SET EXERCISE | Repeat every line of the material, character for character.

======

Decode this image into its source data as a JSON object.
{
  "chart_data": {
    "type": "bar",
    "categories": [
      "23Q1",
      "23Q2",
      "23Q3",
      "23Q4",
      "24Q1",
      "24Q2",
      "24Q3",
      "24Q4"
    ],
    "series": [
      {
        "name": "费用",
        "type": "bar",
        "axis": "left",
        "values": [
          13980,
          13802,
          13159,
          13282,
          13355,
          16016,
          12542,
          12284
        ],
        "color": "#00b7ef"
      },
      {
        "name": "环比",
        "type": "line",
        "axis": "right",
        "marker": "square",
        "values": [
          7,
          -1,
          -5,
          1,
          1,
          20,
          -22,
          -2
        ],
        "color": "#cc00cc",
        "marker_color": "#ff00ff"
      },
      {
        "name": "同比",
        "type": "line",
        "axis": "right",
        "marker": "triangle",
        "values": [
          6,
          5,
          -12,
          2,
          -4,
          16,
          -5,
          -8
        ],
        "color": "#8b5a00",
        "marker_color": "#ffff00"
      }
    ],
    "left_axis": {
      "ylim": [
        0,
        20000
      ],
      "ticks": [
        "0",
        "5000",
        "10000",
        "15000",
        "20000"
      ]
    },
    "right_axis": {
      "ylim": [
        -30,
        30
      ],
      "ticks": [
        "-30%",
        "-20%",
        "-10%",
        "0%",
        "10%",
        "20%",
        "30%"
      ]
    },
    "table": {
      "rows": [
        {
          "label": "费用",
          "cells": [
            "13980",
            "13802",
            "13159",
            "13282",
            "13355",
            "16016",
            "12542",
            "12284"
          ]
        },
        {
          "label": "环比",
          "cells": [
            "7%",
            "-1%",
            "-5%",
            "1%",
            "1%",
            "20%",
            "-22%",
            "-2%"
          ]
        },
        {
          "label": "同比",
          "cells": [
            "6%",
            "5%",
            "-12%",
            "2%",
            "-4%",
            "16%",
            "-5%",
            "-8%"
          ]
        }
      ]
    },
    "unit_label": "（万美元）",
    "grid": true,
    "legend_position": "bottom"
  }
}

======

TASK ANSWER |
Decode this image into its source data as a JSON object.
{
  "chart_data": {
    "type": "bar",
    "categories": [
      "23Q1",
      "23Q2",
      "23Q3",
      "23Q4",
      "24Q1",
      "24Q2",
      "24Q3",
      "24Q4"
    ],
    "series": [
      {
        "name": "费用",
        "type": "bar",
        "axis": "left",
        "values": [
          13980,
          13802,
          13159,
          13282,
          13355,
          16016,
          12542,
          12284
        ],
        "color": "#00b7ef"
      },
      {
        "name": "环比",
        "type": "line",
        "axis": "right",
        "marker": "square",
        "values": [
          7,
          -1,
          -5,
          1,
          1,
          20,
          -22,
          -2
        ],
        "color": "#cc00cc",
        "marker_color": "#ff00ff"
      },
      {
        "name": "同比",
        "type": "line",
        "axis": "right",
        "marker": "triangle",
        "values": [
          6,
          5,
          -12,
          2,
          -4,
          16,
          -5,
          -8
        ],
        "color": "#8b5a00",
        "marker_color": "#ffff00"
      }
    ],
    "left_axis": {
      "ylim": [
        0,
        20000
      ],
      "ticks": [
        "0",
        "5000",
        "10000",
        "15000",
        "20000"
      ]
    },
    "right_axis": {
      "ylim": [
        -30,
        30
      ],
      "ticks": [
        "-30%",
        "-20%",
        "-10%",
        "0%",
        "10%",
        "20%",
        "30%"
      ]
    },
    "table": {
      "rows": [
        {
          "label": "费用",
          "cells": [
            "13980",
            "13802",
            "13159",
            "13282",
            "13355",
            "16016",
            "12542",
            "12284"
          ]
        },
        {
          "label": "环比",
          "cells": [
            "7%",
            "-1%",
            "-5%",
            "1%",
            "1%",
            "20%",
            "-22%",
            "-2%"
          ]
        },
        {
          "label": "同比",
          "cells": [
            "6%",
            "5%",
            "-12%",
            "2%",
            "-4%",
            "16%",
            "-5%",
            "-8%"
          ]
        }
      ]
    },
    "unit_label": "（万美元）",
    "grid": true,
    "legend_position": "bottom"
  }
}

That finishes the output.